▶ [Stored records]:
--- --- ---

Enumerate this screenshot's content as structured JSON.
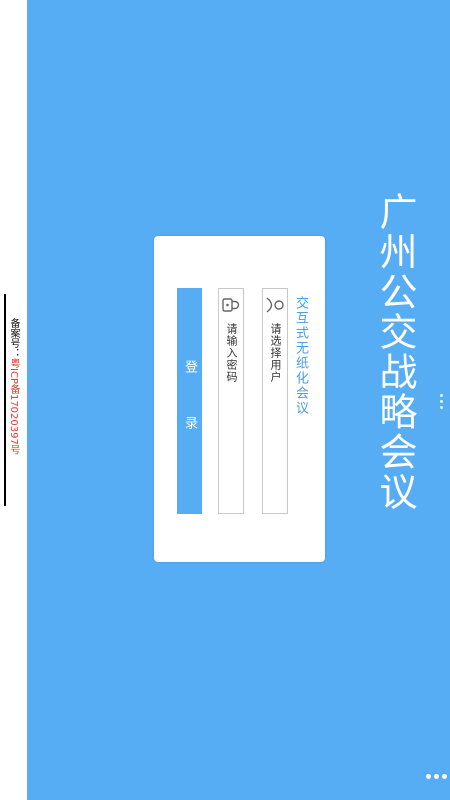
{
  "app": {
    "title": "广州公交战略会议"
  },
  "login": {
    "subtitle": "交互式无纸化会议",
    "username_placeholder": "请选择用户",
    "password_placeholder": "请输入密码",
    "login_label": "登 录"
  },
  "footer": {
    "icp_prefix": "备案号：",
    "icp_number": "粤ICP备17020397号"
  },
  "colors": {
    "background": "#56adf4",
    "accent": "#4a9be8",
    "icp_number": "#e53935"
  },
  "icons": {
    "username": "user-icon",
    "password": "lock-icon",
    "menu": "more-dots-icon"
  }
}
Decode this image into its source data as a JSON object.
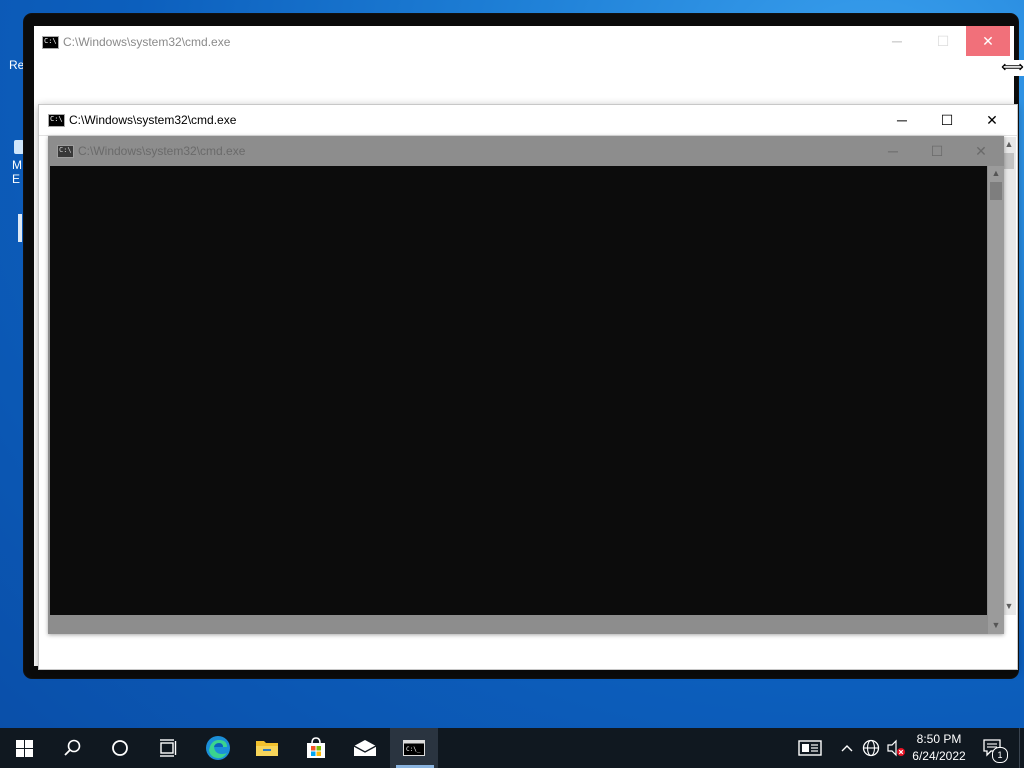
{
  "desktop": {
    "fragments": [
      "Re",
      "M",
      "E"
    ]
  },
  "back_window": {
    "title": "C:\\Windows\\system32\\cmd.exe",
    "close_color": "#f1707a"
  },
  "main_window": {
    "title": "C:\\Windows\\system32\\cmd.exe"
  },
  "ghost_window": {
    "title": "C:\\Windows\\system32\\cmd.exe"
  },
  "icons": {
    "minimize": "─",
    "maximize": "☐",
    "close": "✕",
    "resize_cursor": "⟺"
  },
  "taskbar": {
    "items": [
      {
        "name": "start-button",
        "icon": "windows-logo-icon"
      },
      {
        "name": "search-button",
        "icon": "search-icon"
      },
      {
        "name": "cortana-button",
        "icon": "circle-icon"
      },
      {
        "name": "task-view-button",
        "icon": "task-view-icon"
      },
      {
        "name": "edge-button",
        "icon": "edge-icon"
      },
      {
        "name": "file-explorer-button",
        "icon": "folder-icon"
      },
      {
        "name": "store-button",
        "icon": "store-icon"
      },
      {
        "name": "mail-button",
        "icon": "mail-icon"
      },
      {
        "name": "cmd-button",
        "icon": "cmd-icon",
        "active": true
      }
    ],
    "tray": {
      "time": "8:50 PM",
      "date": "6/24/2022",
      "notification_count": "1"
    }
  }
}
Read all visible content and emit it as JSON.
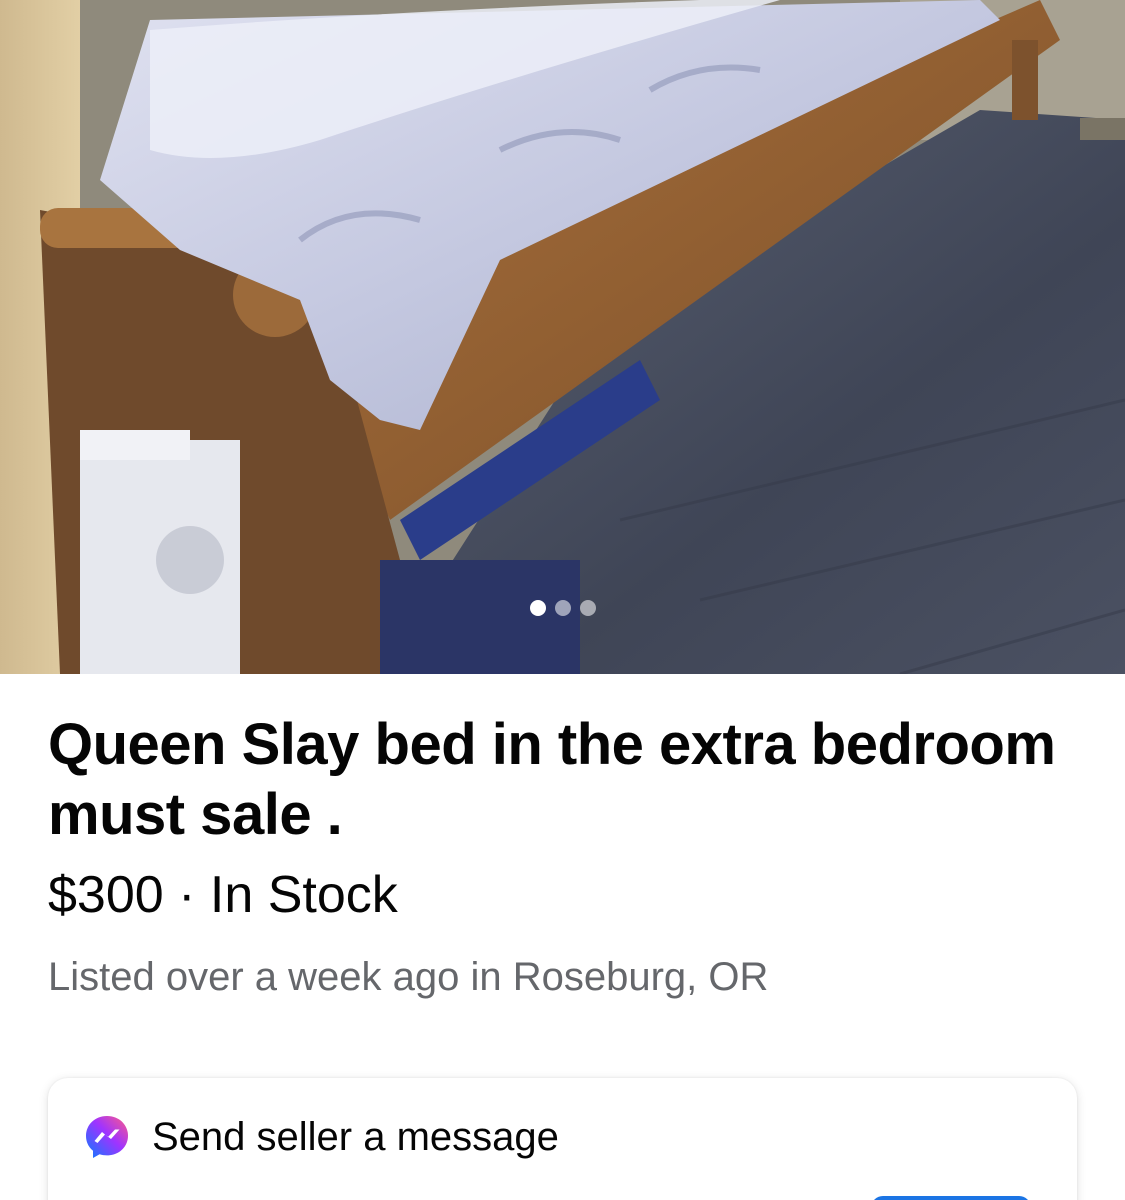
{
  "listing": {
    "title": "Queen Slay bed in the extra bedroom must sale .",
    "price": "$300",
    "separator": "·",
    "stock_status": "In Stock",
    "listed_text": "Listed over a week ago in Roseburg, OR"
  },
  "gallery": {
    "image_count": 3,
    "active_index": 0
  },
  "message_card": {
    "label": "Send seller a message",
    "icon": "messenger-icon"
  },
  "colors": {
    "text_primary": "#050505",
    "text_secondary": "#65676b",
    "accent": "#1b74e4"
  }
}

--- --- ---

▶ [WRITTEN EXERCISE]:
The lines to be quoted run from the line containing "Decode this image" through the end of the entries above, both included; quote them exactly and leave out any pictures.

▶ [SOLUTION TO THIS PROBLEM]:
Decode this image into its source data as a JSON object.
{
  "desktop": {
    "fragments": [
      "Re",
      "M",
      "E"
    ]
  },
  "back_window": {
    "title": "C:\\Windows\\system32\\cmd.exe",
    "close_color": "#f1707a"
  },
  "main_window": {
    "title": "C:\\Windows\\system32\\cmd.exe"
  },
  "ghost_window": {
    "title": "C:\\Windows\\system32\\cmd.exe"
  },
  "icons": {
    "minimize": "─",
    "maximize": "☐",
    "close": "✕",
    "resize_cursor": "⟺"
  },
  "taskbar": {
    "items": [
      {
        "name": "start-button",
        "icon": "windows-logo-icon"
      },
      {
        "name": "search-button",
        "icon": "search-icon"
      },
      {
        "name": "cortana-button",
        "icon": "circle-icon"
      },
      {
        "name": "task-view-button",
        "icon": "task-view-icon"
      },
      {
        "name": "edge-button",
        "icon": "edge-icon"
      },
      {
        "name": "file-explorer-button",
        "icon": "folder-icon"
      },
      {
        "name": "store-button",
        "icon": "store-icon"
      },
      {
        "name": "mail-button",
        "icon": "mail-icon"
      },
      {
        "name": "cmd-button",
        "icon": "cmd-icon",
        "active": true
      }
    ],
    "tray": {
      "time": "8:50 PM",
      "date": "6/24/2022",
      "notification_count": "1"
    }
  }
}
Read all visible content and emit it as JSON.
{
  "listing": {
    "title": "Queen Slay bed in the extra bedroom must sale .",
    "price": "$300",
    "separator": "·",
    "stock_status": "In Stock",
    "listed_text": "Listed over a week ago in Roseburg, OR"
  },
  "gallery": {
    "image_count": 3,
    "active_index": 0
  },
  "message_card": {
    "label": "Send seller a message",
    "icon": "messenger-icon"
  },
  "colors": {
    "text_primary": "#050505",
    "text_secondary": "#65676b",
    "accent": "#1b74e4"
  }
}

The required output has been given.